• Task details
According to the excerpt on Trump and American institutions, how much did Trump pay in 1998 to settle the case brought by the Polish workers?

• Extract to read

* * * * * * *

Washington Post columnist Anne Applebaum, watching the Manafort trial unfold, wonders why anyone thinks our institutions are up to the challenge of stopping the Trump organization:

America’s federal institutions are not the only ones designed to prevent someone like Trump from undermining the Constitution. We have other kinds of institutions, too — legal organs, regulatory bodies, banks — that are supposed to prevent men like Trump from staying in business, let alone acquiring political power. The truth is that many of these equally important American institutions failed a long time ago. Trump is not the cause of their failure. He is the result.

Nearly 40 years ago, in 1980, Trump employed 200 illegal Polish workers to destroy the Bonwit Teller department store, a historic building on Fifth Avenue, to make way for what would become Trump Tower. The men earned half the union wage and worked 12-hour shifts without hard hats; at one point, their contractor stopped paying them. Eventually they sued. In 1998, Trump paid $1.375 million to settle the case.

Trump broke immigration law and employment law, and he violated union rules, too. Yet neither immigration authorities nor employment regulators nor union bosses put him out of business. Why not? Why were the terms of that settlement kept confidential? Why, with his track record, was he allowed to get a casino license? Building permits? Wall Street banks did, it is true, stop lending to him. But when he began looking abroad for cash — doing extremely dodgy deals in Georgia and Azerbaijan, for example — no one stopped him.

She's right. A country with functioning legal institutions would have stopped this guy long ago. The Russian government has had so much success undermining our faith in democracy because we'd already eroded it ourselves.

* * * * * * *

• Data excerpts

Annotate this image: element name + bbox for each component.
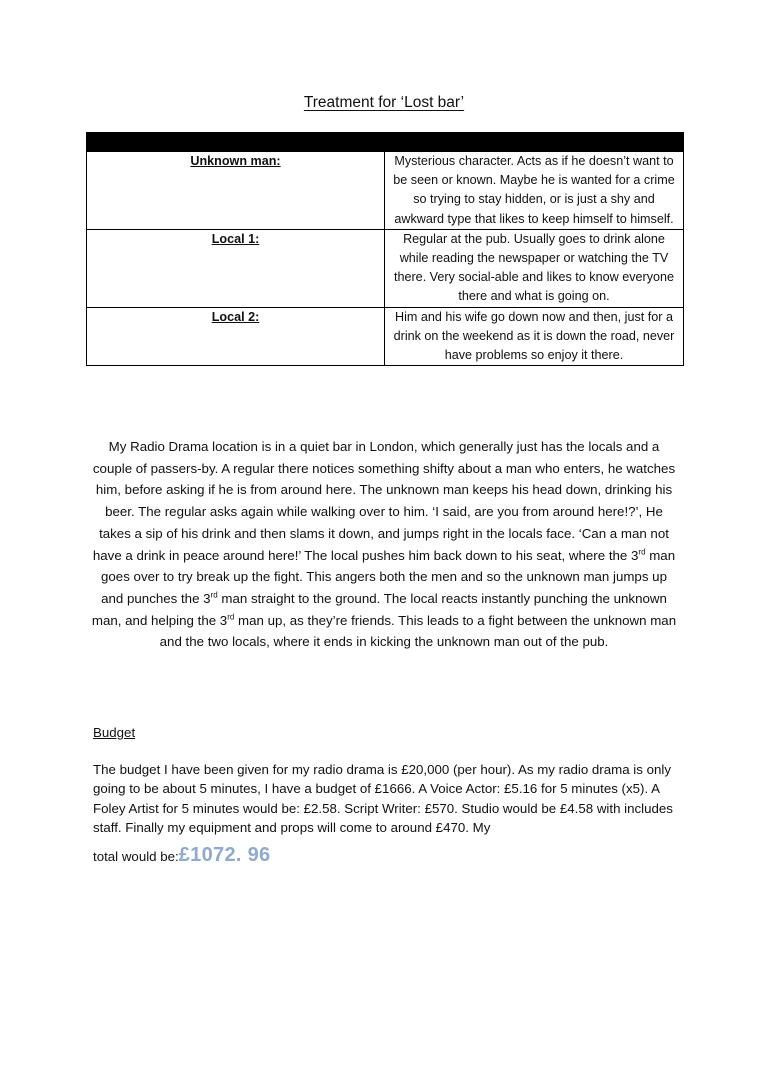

* * * * * * *

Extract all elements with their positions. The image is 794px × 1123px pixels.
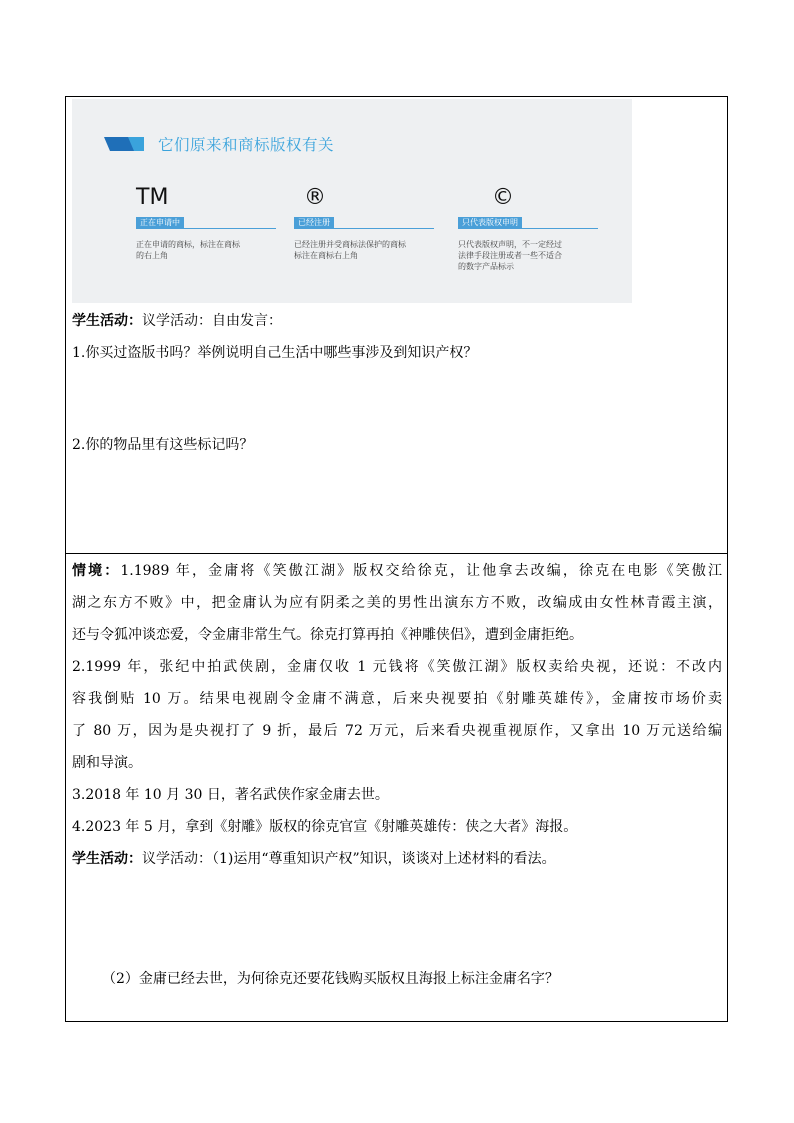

* * * * * * *

• Expected answer
$1.375 million